**Written problem 1:**
Answer these questions from the forum thread about the Hardtail Hunter stand:
(a) Which magazine once advertised the stands heavily?
(b) What age does robertyb give for himself?
(c) Who posted the web link?

**Extracted text:**
begin
# Hardtail Hunter Stand



## robertyb (Oct 4, 2004)

I have been hunting from an original Hardtail Hunter stand  since they first came on the market. They used to be heavily advertised in Ga. Sportsman magazine and were found mostly at the Buckaramas. Are they still for sale? I need to upgrade mine as it is getting a little on the worn side and might only have another 10 years or so to go if not fixed. With all the extra equipment I have had to add over the years it must weigh over 16 lbs.  Getting hard for a 54 year old to pack in over a mile or two and still drag a deer out also.

If any of you work for the company (if they still exist) please PM me. I have a question...

For the younger hunters looking for a stand, I hope they are still on the market. One of the best out there bar none.


----------



## Glenn (Oct 5, 2004)

I found this on the web:

http://sycamoreisland.bizhosting.com/scout_2.html

check the links on the right, are these the same stands?


----------



## robertyb (Oct 5, 2004)

Bingo,
That is them alright. A few changes made over the years but not many at all just looking at the pictures. Hmmm, might have to buy a new one if can't locate the guy that makes them.


----------



## Woody's Janitor (Oct 6, 2004)
end
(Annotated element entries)
begin
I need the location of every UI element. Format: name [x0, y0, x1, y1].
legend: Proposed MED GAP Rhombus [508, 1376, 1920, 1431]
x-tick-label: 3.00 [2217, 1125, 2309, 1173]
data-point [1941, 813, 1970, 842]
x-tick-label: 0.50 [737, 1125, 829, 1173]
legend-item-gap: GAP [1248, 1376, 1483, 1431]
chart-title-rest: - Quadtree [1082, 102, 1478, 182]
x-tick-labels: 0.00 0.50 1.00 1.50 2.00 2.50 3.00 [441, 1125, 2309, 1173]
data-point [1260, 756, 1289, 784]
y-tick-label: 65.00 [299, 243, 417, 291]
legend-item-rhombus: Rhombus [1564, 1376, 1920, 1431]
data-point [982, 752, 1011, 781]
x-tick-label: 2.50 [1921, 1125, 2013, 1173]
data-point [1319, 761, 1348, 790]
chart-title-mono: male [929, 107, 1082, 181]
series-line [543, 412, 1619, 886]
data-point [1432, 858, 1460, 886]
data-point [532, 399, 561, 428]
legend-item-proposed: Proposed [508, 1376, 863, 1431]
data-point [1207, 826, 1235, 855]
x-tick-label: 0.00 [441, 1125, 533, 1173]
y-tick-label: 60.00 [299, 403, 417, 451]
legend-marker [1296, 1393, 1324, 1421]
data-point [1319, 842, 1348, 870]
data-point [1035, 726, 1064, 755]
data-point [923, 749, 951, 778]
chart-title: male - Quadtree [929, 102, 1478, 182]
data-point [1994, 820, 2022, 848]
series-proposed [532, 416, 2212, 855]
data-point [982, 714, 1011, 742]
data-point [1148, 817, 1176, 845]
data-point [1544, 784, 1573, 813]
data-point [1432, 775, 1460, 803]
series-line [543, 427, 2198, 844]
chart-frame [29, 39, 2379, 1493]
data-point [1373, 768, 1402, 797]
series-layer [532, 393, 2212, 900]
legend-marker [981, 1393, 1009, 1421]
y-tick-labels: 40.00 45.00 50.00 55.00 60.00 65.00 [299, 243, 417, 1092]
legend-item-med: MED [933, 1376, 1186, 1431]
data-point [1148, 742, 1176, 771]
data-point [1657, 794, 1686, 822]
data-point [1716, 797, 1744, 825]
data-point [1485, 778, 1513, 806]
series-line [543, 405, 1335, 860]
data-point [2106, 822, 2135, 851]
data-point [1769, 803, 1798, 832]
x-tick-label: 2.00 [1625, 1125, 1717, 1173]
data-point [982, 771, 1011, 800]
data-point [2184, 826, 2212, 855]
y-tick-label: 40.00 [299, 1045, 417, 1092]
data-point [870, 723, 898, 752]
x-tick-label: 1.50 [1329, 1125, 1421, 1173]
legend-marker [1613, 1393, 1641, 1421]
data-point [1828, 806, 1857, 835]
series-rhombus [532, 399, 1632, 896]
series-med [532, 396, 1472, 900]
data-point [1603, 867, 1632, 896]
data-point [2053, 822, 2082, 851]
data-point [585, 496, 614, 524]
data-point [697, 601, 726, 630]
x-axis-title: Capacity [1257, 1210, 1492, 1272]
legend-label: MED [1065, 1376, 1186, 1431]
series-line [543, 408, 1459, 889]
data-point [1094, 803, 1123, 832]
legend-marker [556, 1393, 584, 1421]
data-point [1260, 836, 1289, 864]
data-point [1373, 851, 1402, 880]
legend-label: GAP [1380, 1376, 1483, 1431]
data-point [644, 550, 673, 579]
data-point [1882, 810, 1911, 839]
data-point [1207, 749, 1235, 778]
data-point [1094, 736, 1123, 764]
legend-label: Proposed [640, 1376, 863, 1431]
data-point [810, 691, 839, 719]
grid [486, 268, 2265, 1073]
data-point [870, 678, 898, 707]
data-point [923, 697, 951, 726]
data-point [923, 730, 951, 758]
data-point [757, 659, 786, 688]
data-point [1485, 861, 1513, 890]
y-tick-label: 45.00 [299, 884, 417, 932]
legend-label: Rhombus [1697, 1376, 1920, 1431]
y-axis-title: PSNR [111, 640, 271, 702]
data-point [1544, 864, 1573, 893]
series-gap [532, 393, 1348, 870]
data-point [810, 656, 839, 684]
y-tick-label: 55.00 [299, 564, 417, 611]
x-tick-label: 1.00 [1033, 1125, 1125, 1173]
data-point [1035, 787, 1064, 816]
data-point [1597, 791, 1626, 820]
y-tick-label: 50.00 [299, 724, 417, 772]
end
**Written problem 2:**
Reproduce the entries from their first line down to the line containing "x-tick-label: 0.00 [441, 1125, 533, 1173]", both included. Change "data-point" to "point-marker" and leave everything else unchanged.

**Task solution 1:**
(a) Ga. Sportsman magazine
(b) 54
(c) Glenn

**Task solution 2:**
I need the location of every UI element. Format: name [x0, y0, x1, y1].
legend: Proposed MED GAP Rhombus [508, 1376, 1920, 1431]
x-tick-label: 3.00 [2217, 1125, 2309, 1173]
point-marker [1941, 813, 1970, 842]
x-tick-label: 0.50 [737, 1125, 829, 1173]
legend-item-gap: GAP [1248, 1376, 1483, 1431]
chart-title-rest: - Quadtree [1082, 102, 1478, 182]
x-tick-labels: 0.00 0.50 1.00 1.50 2.00 2.50 3.00 [441, 1125, 2309, 1173]
point-marker [1260, 756, 1289, 784]
y-tick-label: 65.00 [299, 243, 417, 291]
legend-item-rhombus: Rhombus [1564, 1376, 1920, 1431]
point-marker [982, 752, 1011, 781]
x-tick-label: 2.50 [1921, 1125, 2013, 1173]
point-marker [1319, 761, 1348, 790]
chart-title-mono: male [929, 107, 1082, 181]
series-line [543, 412, 1619, 886]
point-marker [1432, 858, 1460, 886]
point-marker [532, 399, 561, 428]
legend-item-proposed: Proposed [508, 1376, 863, 1431]
point-marker [1207, 826, 1235, 855]
x-tick-label: 0.00 [441, 1125, 533, 1173]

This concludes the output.